PROBLEM TO WORK ON - Return all of the data exactly as given.

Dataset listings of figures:
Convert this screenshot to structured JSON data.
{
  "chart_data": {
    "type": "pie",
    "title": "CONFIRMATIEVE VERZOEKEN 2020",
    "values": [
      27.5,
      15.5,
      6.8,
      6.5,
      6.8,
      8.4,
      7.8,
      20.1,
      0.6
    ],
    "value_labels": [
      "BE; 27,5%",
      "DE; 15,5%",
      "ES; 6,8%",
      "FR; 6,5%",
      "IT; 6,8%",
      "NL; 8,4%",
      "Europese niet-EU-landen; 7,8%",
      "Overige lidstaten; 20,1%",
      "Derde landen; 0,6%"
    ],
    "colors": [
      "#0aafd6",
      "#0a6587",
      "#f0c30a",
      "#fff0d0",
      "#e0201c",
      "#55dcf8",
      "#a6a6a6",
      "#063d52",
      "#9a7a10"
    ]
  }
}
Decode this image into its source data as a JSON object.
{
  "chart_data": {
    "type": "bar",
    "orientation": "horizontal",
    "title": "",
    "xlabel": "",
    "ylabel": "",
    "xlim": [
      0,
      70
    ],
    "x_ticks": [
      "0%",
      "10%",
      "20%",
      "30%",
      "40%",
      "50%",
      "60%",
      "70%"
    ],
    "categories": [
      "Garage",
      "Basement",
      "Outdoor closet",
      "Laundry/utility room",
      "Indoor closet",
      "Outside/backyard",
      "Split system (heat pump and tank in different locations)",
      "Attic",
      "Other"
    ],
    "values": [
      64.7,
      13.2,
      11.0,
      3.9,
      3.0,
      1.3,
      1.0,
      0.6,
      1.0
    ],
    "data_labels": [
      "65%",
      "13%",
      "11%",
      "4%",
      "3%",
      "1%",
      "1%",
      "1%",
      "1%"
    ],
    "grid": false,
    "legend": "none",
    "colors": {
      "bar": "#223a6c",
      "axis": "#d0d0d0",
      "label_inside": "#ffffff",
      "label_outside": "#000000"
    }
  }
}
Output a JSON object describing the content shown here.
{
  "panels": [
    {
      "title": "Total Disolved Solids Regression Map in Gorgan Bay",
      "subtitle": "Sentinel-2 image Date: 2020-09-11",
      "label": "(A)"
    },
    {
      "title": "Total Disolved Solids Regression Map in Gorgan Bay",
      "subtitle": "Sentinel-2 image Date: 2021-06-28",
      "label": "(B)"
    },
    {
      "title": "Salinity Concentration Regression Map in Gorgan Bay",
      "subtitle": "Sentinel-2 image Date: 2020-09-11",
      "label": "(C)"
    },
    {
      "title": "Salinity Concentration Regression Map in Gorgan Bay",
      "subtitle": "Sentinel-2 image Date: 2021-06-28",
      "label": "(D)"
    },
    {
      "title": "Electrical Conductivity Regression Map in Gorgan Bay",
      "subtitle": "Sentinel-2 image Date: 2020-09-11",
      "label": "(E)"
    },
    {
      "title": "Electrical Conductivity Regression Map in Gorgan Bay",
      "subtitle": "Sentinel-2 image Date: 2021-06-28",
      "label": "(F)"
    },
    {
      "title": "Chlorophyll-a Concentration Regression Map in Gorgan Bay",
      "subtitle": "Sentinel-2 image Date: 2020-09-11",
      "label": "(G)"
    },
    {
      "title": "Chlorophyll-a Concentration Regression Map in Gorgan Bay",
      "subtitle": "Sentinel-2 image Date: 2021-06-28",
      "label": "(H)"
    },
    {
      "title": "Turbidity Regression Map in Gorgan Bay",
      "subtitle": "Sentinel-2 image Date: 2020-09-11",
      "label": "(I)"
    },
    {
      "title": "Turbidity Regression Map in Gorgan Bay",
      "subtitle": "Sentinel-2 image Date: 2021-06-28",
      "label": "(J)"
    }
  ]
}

EXERCISE ANSWER -
Convert this screenshot to structured JSON data.
{
  "chart_data": {
    "type": "pie",
    "title": "CONFIRMATIEVE VERZOEKEN 2020",
    "values": [
      27.5,
      15.5,
      6.8,
      6.5,
      6.8,
      8.4,
      7.8,
      20.1,
      0.6
    ],
    "value_labels": [
      "BE; 27,5%",
      "DE; 15,5%",
      "ES; 6,8%",
      "FR; 6,5%",
      "IT; 6,8%",
      "NL; 8,4%",
      "Europese niet-EU-landen; 7,8%",
      "Overige lidstaten; 20,1%",
      "Derde landen; 0,6%"
    ],
    "colors": [
      "#0aafd6",
      "#0a6587",
      "#f0c30a",
      "#fff0d0",
      "#e0201c",
      "#55dcf8",
      "#a6a6a6",
      "#063d52",
      "#9a7a10"
    ]
  }
}
Decode this image into its source data as a JSON object.
{
  "chart_data": {
    "type": "bar",
    "orientation": "horizontal",
    "title": "",
    "xlabel": "",
    "ylabel": "",
    "xlim": [
      0,
      70
    ],
    "x_ticks": [
      "0%",
      "10%",
      "20%",
      "30%",
      "40%",
      "50%",
      "60%",
      "70%"
    ],
    "categories": [
      "Garage",
      "Basement",
      "Outdoor closet",
      "Laundry/utility room",
      "Indoor closet",
      "Outside/backyard",
      "Split system (heat pump and tank in different locations)",
      "Attic",
      "Other"
    ],
    "values": [
      64.7,
      13.2,
      11.0,
      3.9,
      3.0,
      1.3,
      1.0,
      0.6,
      1.0
    ],
    "data_labels": [
      "65%",
      "13%",
      "11%",
      "4%",
      "3%",
      "1%",
      "1%",
      "1%",
      "1%"
    ],
    "grid": false,
    "legend": "none",
    "colors": {
      "bar": "#223a6c",
      "axis": "#d0d0d0",
      "label_inside": "#ffffff",
      "label_outside": "#000000"
    }
  }
}
Output a JSON object describing the content shown here.
{
  "panels": [
    {
      "title": "Total Disolved Solids Regression Map in Gorgan Bay",
      "subtitle": "Sentinel-2 image Date: 2020-09-11",
      "label": "(A)"
    },
    {
      "title": "Total Disolved Solids Regression Map in Gorgan Bay",
      "subtitle": "Sentinel-2 image Date: 2021-06-28",
      "label": "(B)"
    },
    {
      "title": "Salinity Concentration Regression Map in Gorgan Bay",
      "subtitle": "Sentinel-2 image Date: 2020-09-11",
      "label": "(C)"
    },
    {
      "title": "Salinity Concentration Regression Map in Gorgan Bay",
      "subtitle": "Sentinel-2 image Date: 2021-06-28",
      "label": "(D)"
    },
    {
      "title": "Electrical Conductivity Regression Map in Gorgan Bay",
      "subtitle": "Sentinel-2 image Date: 2020-09-11",
      "label": "(E)"
    },
    {
      "title": "Electrical Conductivity Regression Map in Gorgan Bay",
      "subtitle": "Sentinel-2 image Date: 2021-06-28",
      "label": "(F)"
    },
    {
      "title": "Chlorophyll-a Concentration Regression Map in Gorgan Bay",
      "subtitle": "Sentinel-2 image Date: 2020-09-11",
      "label": "(G)"
    },
    {
      "title": "Chlorophyll-a Concentration Regression Map in Gorgan Bay",
      "subtitle": "Sentinel-2 image Date: 2021-06-28",
      "label": "(H)"
    },
    {
      "title": "Turbidity Regression Map in Gorgan Bay",
      "subtitle": "Sentinel-2 image Date: 2020-09-11",
      "label": "(I)"
    },
    {
      "title": "Turbidity Regression Map in Gorgan Bay",
      "subtitle": "Sentinel-2 image Date: 2021-06-28",
      "label": "(J)"
    }
  ]
}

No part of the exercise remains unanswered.